Page excerpt

◆ ◆ ◆ ◆ ◆ ◆ ◆

Iconic

Not just alu tikkis

The pav bhaji counter just outside the store

The pav bhaji counter just outside the store  

Agarwal Sweet Palace in Coimbatore boasts 100 varieties of sweets and 50 each of savouries and chaat

My introduction to Agarwal Sweet Palace on Coimbatore’s DB Road came through an article that I was writing on various chaat places in the city. When I came back rhapsodising about the alu tikki chaat, my colleagues didn’t seem surprised. “Oh it’s been around for at least 20 years,” commented one.

Actually it’s closer to 30 years, says Utkarsh Agarwal. His father, Mahabir Prasad, began the joint in 1988. “We are originally from Rajasthan, though I think of myself as belonging to Coimbatore,” he smiles. “My father’s uncle worked in Madurai’s Arya Bhavan and called my father over to help him. That’s how he came to the South.”

A gift tray of sweets

A gift tray of sweets   | Photo Credit: S_SIVA SARAVANAN

After working in Madurai for a few years, Prasad moved to Coimbatore to manage a branch at Raja Street. In 1988, he branched out on his own. In the initial years, the target customers were North Indians and the focus was on sweets and savouries from there, says Agarwal. When he joined his father in 1996, he took a couple of years to study the market. “I realised that we have to cater to South Indians too. We cannot survive without them.” Today, you will find jangri and jalebis making an orange heap in one counter, while the mullu murukku sits alongside the Bombay mixture in another.

◆ ◆ ◆ ◆ ◆ ◆ ◆

Write out the passage from the Agarwal Sweet Palace article word for word, everything from "After working in" down to "mixture in another.".

Spatial layout entries
◆ ◆ ◆ ◆ ◆ ◆ ◆

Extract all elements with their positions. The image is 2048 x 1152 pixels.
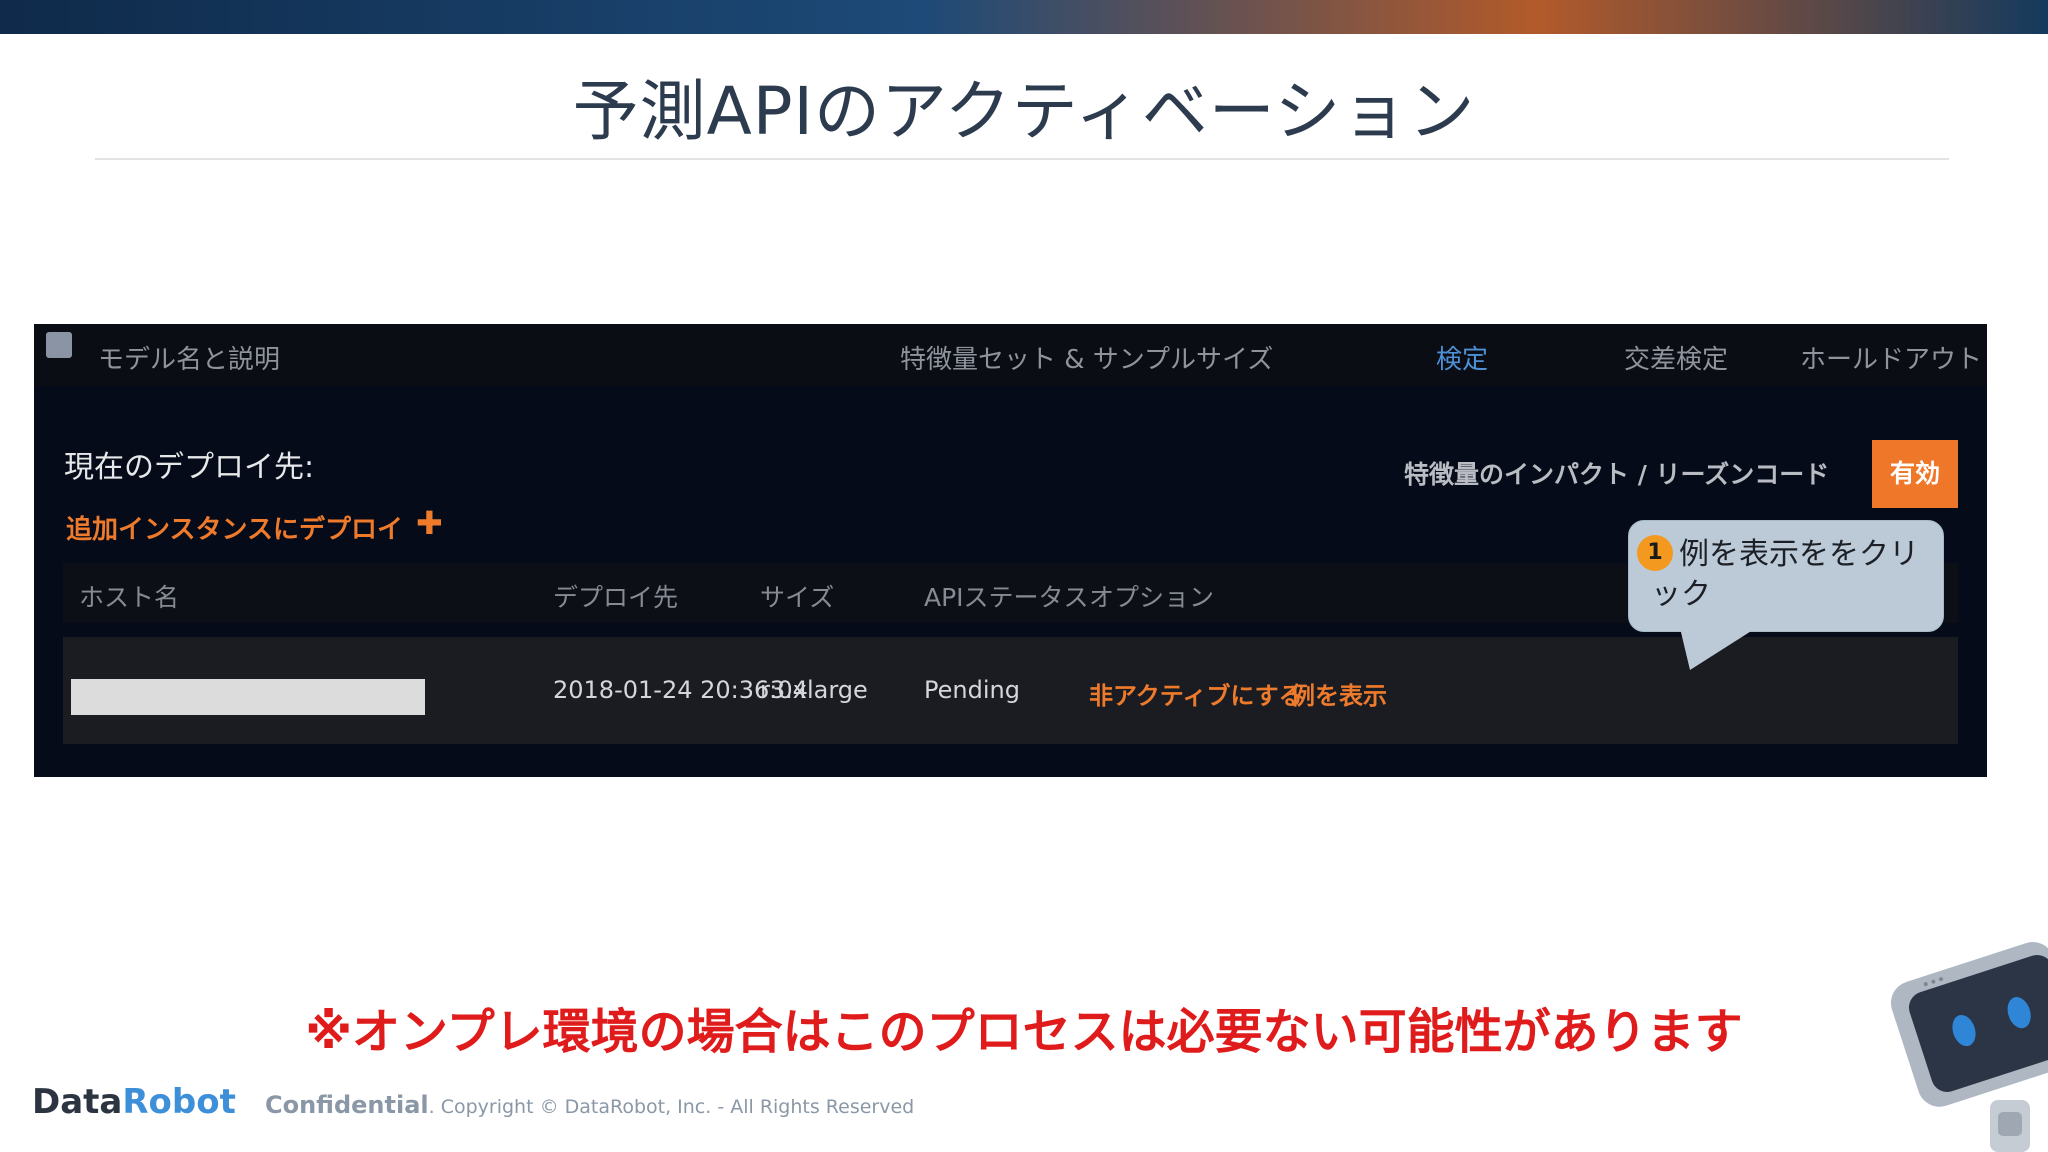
on-prem-warning: ※オンプレ環境の場合はこのプロセスは必要ない可能性があります xyxy=(305,1004,1743,1060)
column-holdout[interactable]: ホールドアウト xyxy=(1800,339,1982,376)
header-options: オプション xyxy=(1089,583,1215,612)
slide-title: 予測APIのアクティベーション xyxy=(572,73,1476,150)
header-size: サイズ xyxy=(760,583,835,612)
title-divider xyxy=(95,158,1949,160)
plus-icon[interactable]: ✚ xyxy=(416,504,443,542)
show-example-link[interactable]: 例を表示 xyxy=(1291,676,1387,711)
add-instance-link[interactable]: 追加インスタンスにデプロイ xyxy=(66,509,403,546)
host-name-redacted xyxy=(71,679,425,715)
top-banner xyxy=(0,0,2048,34)
leaderboard-header: モデル名と説明 特徴量セット & サンプルサイズ 検定 交差検定 ホールドアウト xyxy=(34,324,1987,386)
confidential-label: Confidential xyxy=(264,1091,429,1119)
size-value: r3.xlarge xyxy=(760,676,868,704)
datarobot-logo: DataRobot xyxy=(32,1082,236,1122)
callout-text: 例を表示ををクリック xyxy=(1651,537,1919,612)
column-cross-validation[interactable]: 交差検定 xyxy=(1624,339,1728,376)
column-featurelist-sample[interactable]: 特徴量セット & サンプルサイズ xyxy=(900,339,1273,376)
header-deployed-at: デプロイ先 xyxy=(553,583,679,612)
feature-impact-label: 特徴量のインパクト / リーズンコード xyxy=(1404,460,1830,489)
column-validation[interactable]: 検定 xyxy=(1436,339,1488,376)
deactivate-link[interactable]: 非アクティブにする xyxy=(1089,676,1303,711)
enable-button[interactable]: 有効 xyxy=(1872,440,1958,508)
header-host: ホスト名 xyxy=(79,583,180,612)
current-deployments-label: 現在のデプロイ先: xyxy=(64,450,315,485)
api-status-value: Pending xyxy=(924,676,1020,704)
robot-mascot-icon xyxy=(1890,942,2048,1152)
footer: DataRobot Confidential. Copyright © Data… xyxy=(32,1082,914,1122)
table-row: 2018-01-24 20:36:04 r3.xlarge Pending 非ア… xyxy=(63,637,1958,744)
select-all-checkbox[interactable] xyxy=(46,332,72,358)
column-model-name[interactable]: モデル名と説明 xyxy=(98,339,280,376)
header-api-status: APIステータス xyxy=(924,583,1089,612)
copyright-text: . Copyright © DataRobot, Inc. - All Righ… xyxy=(428,1096,915,1118)
instruction-callout: 1 例を表示ををクリック xyxy=(1628,520,1944,632)
callout-pointer xyxy=(1680,628,1756,670)
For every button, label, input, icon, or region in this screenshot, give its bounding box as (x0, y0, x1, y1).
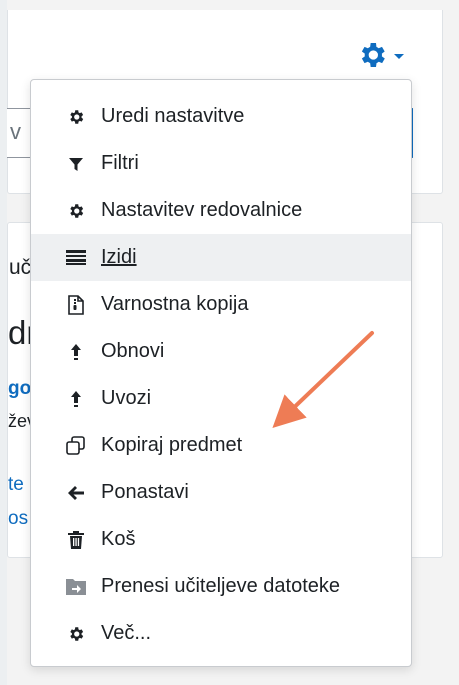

◆ ◆ ◆ ◆ ◆ ◆ ◆

Correct result
After working in Madurai for a few years, Prasad moved to Coimbatore to manage a branch at Raja Street. In 1988, he branched out on his own. In the initial years, the target customers were North Indians and the focus was on sweets and savouries from there, says Agarwal. When he joined his father in 1996, he took a couple of years to study the market. “I realised that we have to cater to South Indians too. We cannot survive without them.” Today, you will find jangri and jalebis making an orange heap in one counter, while the mullu murukku sits alongside the Bombay mixture in another.